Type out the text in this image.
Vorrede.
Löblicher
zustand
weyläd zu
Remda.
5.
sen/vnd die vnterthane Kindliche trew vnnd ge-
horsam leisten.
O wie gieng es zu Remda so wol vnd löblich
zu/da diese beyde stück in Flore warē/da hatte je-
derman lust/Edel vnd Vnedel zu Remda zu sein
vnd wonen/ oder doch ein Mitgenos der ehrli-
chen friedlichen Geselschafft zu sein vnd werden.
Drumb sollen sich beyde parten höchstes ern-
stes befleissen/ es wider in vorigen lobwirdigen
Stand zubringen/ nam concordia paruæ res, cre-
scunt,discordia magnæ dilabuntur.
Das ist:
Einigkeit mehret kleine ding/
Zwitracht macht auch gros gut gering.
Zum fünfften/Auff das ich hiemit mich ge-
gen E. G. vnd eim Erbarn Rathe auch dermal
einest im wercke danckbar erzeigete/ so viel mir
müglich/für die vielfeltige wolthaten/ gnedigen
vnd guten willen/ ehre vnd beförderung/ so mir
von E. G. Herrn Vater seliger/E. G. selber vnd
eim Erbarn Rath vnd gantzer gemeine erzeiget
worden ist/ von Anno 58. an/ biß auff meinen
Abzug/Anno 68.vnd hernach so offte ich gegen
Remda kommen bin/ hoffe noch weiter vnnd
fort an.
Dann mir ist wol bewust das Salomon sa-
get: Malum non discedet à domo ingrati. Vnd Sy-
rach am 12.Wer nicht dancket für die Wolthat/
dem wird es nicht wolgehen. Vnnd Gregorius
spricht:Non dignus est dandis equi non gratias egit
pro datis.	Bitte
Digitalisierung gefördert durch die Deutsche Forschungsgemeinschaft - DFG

══════════

▸ Written problem
Your task is to output the full set of records exactly as presented.

▸ Response to this task
Type out the text in this image.
Vorrede.
Löblicher
zustand
weyläd zu
Remda.
5.
sen/vnd die vnterthane Kindliche trew vnnd ge-
horsam leisten.
O wie gieng es zu Remda so wol vnd löblich
zu/da diese beyde stück in Flore warē/da hatte je-
derman lust/Edel vnd Vnedel zu Remda zu sein
vnd wonen/ oder doch ein Mitgenos der ehrli-
chen friedlichen Geselschafft zu sein vnd werden.
Drumb sollen sich beyde parten höchstes ern-
stes befleissen/ es wider in vorigen lobwirdigen
Stand zubringen/ nam concordia paruæ res, cre-
scunt,discordia magnæ dilabuntur.
Das ist:
Einigkeit mehret kleine ding/
Zwitracht macht auch gros gut gering.
Zum fünfften/Auff das ich hiemit mich ge-
gen E. G. vnd eim Erbarn Rathe auch dermal
einest im wercke danckbar erzeigete/ so viel mir
müglich/für die vielfeltige wolthaten/ gnedigen
vnd guten willen/ ehre vnd beförderung/ so mir
von E. G. Herrn Vater seliger/E. G. selber vnd
eim Erbarn Rath vnd gantzer gemeine erzeiget
worden ist/ von Anno 58. an/ biß auff meinen
Abzug/Anno 68.vnd hernach so offte ich gegen
Remda kommen bin/ hoffe noch weiter vnnd
fort an.
Dann mir ist wol bewust das Salomon sa-
get: Malum non discedet à domo ingrati. Vnd Sy-
rach am 12.Wer nicht dancket für die Wolthat/
dem wird es nicht wolgehen. Vnnd Gregorius
spricht:Non dignus est dandis equi non gratias egit
pro datis.	Bitte
Digitalisierung gefördert durch die Deutsche Forschungsgemeinschaft - DFG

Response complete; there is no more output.